Items from a data source

━━━

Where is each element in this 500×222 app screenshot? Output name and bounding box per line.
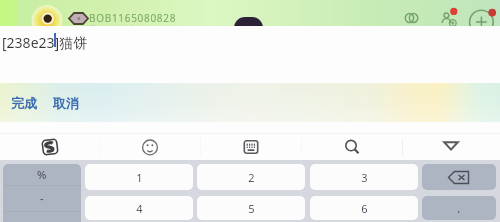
button[interactable]: Backspace: [422, 164, 496, 190]
staticText: 完成: [11, 95, 37, 111]
button[interactable]: Sogou input: [0, 133, 99, 160]
button[interactable]: 1: [85, 164, 193, 190]
staticText: Onesitei: [89, 22, 134, 36]
staticText: .: [457, 199, 461, 217]
button[interactable]: %: [3, 164, 81, 185]
staticText: 1: [136, 170, 143, 185]
button[interactable]: 取消: [45, 83, 90, 122]
staticText: 4: [136, 201, 143, 216]
staticText: -: [40, 191, 44, 206]
button[interactable]: Emoji: [99, 133, 200, 160]
button[interactable]: Search: [301, 133, 402, 160]
button[interactable]: 6: [310, 196, 418, 220]
button[interactable]: 3: [310, 164, 418, 190]
staticText: 2: [248, 170, 255, 185]
staticText: 5: [248, 201, 255, 216]
button[interactable]: Hide keyboard: [402, 133, 500, 160]
staticText: 取消: [53, 95, 79, 111]
button[interactable]: Add member: [438, 8, 460, 26]
button[interactable]: Add: [466, 8, 500, 26]
button[interactable]: 2: [197, 164, 305, 190]
staticText: %: [37, 167, 47, 182]
button[interactable]: Keyboard: [200, 133, 301, 160]
staticText: [238e23]猫饼: [2, 33, 88, 52]
button[interactable]: 5: [197, 196, 305, 220]
button[interactable]: 完成: [0, 83, 45, 122]
button[interactable]: 4: [85, 196, 193, 220]
button[interactable]: Share: [402, 10, 422, 26]
button[interactable]: -: [3, 186, 81, 211]
staticText: BOB1165080828: [89, 11, 177, 25]
staticText: 6: [361, 201, 368, 216]
staticText: 3: [361, 170, 368, 185]
button[interactable]: Period: [422, 196, 496, 220]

━━━

| Task instructions |
Render as a numbered list the entries starting at the line containing "button[interactable]: Backspace: [422, 164, 496, 190]" and ending at the line containing "staticText: .: [457, 199, 461, 217]", leaving out any blank lines.

| Completed task |
1. button[interactable]: Backspace: [422, 164, 496, 190]
2. staticText: 完成: [11, 95, 37, 111]
3. button[interactable]: Sogou input: [0, 133, 99, 160]
4. button[interactable]: 1: [85, 164, 193, 190]
5. staticText: Onesitei: [89, 22, 134, 36]
6. staticText: .: [457, 199, 461, 217]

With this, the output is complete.